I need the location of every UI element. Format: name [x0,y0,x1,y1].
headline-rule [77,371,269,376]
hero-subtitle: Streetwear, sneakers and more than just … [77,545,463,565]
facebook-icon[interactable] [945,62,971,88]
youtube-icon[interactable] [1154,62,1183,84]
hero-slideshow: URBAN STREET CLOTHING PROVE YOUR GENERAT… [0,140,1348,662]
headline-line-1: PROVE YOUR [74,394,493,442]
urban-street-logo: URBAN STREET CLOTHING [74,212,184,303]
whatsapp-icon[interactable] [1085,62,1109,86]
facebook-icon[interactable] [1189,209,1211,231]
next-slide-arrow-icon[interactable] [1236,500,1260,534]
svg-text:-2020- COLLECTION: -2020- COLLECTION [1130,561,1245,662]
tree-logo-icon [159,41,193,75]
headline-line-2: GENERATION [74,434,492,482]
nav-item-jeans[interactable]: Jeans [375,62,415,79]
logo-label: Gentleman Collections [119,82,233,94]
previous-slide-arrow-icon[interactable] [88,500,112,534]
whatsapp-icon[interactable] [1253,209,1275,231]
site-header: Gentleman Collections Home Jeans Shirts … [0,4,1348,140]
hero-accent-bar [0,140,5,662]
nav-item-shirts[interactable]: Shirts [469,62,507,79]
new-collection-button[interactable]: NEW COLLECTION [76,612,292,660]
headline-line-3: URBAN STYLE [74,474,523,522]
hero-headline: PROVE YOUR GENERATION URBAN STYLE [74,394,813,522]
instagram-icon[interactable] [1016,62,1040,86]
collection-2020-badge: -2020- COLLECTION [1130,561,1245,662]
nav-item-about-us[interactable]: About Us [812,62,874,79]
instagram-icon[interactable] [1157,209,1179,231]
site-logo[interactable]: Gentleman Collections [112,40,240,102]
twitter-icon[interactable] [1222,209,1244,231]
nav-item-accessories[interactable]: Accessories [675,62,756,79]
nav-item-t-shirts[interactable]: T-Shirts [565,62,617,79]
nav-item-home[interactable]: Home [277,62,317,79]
◇ ◇ ◇ ◇ ◇ ◇ ◇
## Challenge
Lay out the data as a Markdown table with the columns Row and Entry, starting with the first line and going on through the line with "youtube-icon[interactable] [1154,62,1183,84]", both included. Put a running row number under Row and the line under Entry, and leave out any blank lines.

## Correct output
| Row | Entry |
|---|---|
| 1 | I need the location of every UI element. Format: name [x0,y0,x1,y1]. |
| 2 | headline-rule [77,371,269,376] |
| 3 | hero-subtitle: Streetwear, sneakers and more than just … [77,545,463,565] |
| 4 | facebook-icon[interactable] [945,62,971,88] |
| 5 | youtube-icon[interactable] [1154,62,1183,84] |